- _Tasks_:
• 1. Reproduce the acoustic instrument effects text, everything from "Effects – Acoustic" down to "EQ and compression.", with every "EQ" renamed to "equalization".
• 2. For each statement, say yes or no according to the acoustic instrument effects text, and quote the words that decide it.
(a) The replacement preamp in the Takamine runs on 18V.
(b) The Cioks DC10 power supply sits on top of the pedalboard.
(c) The volume pedal comes before the loop switcher in the signal chain.

:: Text for analysis ::

Effects – Acoustic Instruments
I used no effects other than EQ for the acoustic instruments. The Takamine P3FCN Nylon String has an onboard preamplifier and graphic EQ. I have switched out the stock 9V preamp with its 3-band EQ for an 18V version with a 5-band EQ and notch filters, giving a more transparent tone. I ran the Atkin Small Jumbo acoustic through a Fishman Aura Spectrum preamp for EQ and compression.
Both guitars were routed through a GigRig Quartermaster QMX-4 loop switcher, which has nice noiseless optical footswitches, and then via an Ernie Ball VP JR volume pedal into the acoustic instrument amplifier. Everything was mounted on a Pedaltrain JR pedalboard, with a Cioks DC10 power supply mounted beneath, and a GigRig Cinco Cinco patch bay mounted below the right-hand side so that all of the in/out cable connections were routed to one place for tidiness.

:::
:: Entries provided ::

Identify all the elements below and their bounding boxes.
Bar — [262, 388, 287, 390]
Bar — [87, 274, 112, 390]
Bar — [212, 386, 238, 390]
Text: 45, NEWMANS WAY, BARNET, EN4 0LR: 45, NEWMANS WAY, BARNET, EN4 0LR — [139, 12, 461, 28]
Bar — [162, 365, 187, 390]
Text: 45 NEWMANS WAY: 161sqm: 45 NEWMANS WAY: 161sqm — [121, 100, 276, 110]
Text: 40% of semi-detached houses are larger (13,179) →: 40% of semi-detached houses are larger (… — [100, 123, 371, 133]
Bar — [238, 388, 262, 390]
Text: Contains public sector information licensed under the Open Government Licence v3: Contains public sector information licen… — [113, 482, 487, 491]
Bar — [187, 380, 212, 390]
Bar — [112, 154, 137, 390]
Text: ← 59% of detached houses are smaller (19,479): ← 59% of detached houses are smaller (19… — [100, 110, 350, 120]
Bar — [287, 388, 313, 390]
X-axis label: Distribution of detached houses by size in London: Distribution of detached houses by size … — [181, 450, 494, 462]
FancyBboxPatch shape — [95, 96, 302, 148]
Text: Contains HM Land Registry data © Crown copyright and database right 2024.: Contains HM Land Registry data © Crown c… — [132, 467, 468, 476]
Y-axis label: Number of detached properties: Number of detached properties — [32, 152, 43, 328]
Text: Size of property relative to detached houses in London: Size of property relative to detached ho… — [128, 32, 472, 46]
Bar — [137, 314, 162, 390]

:::

- _Task solutions_:
• 1.
Effects – Acoustic Instruments
I used no effects other than equalization for the acoustic instruments. The Takamine P3FCN Nylon String has an onboard preamplifier and graphic equalization. I have switched out the stock 9V preamp with its 3-band equalization for an 18V version with a 5-band equalization and notch filters, giving a more transparent tone. I ran the Atkin Small Jumbo acoustic through a Fishman Aura Spectrum preamp for equalization and compression.

• 2.
(a) Yes: "for an 18V version with a 5-band EQ and notch filters"
(b) No: "with a Cioks DC10 power supply mounted beneath"
(c) No: "routed through a GigRig Quartermaster QMX-4 loop switcher, which has nice noiseless optical footswitches, and then via an Ernie Ball VP JR volume pedal"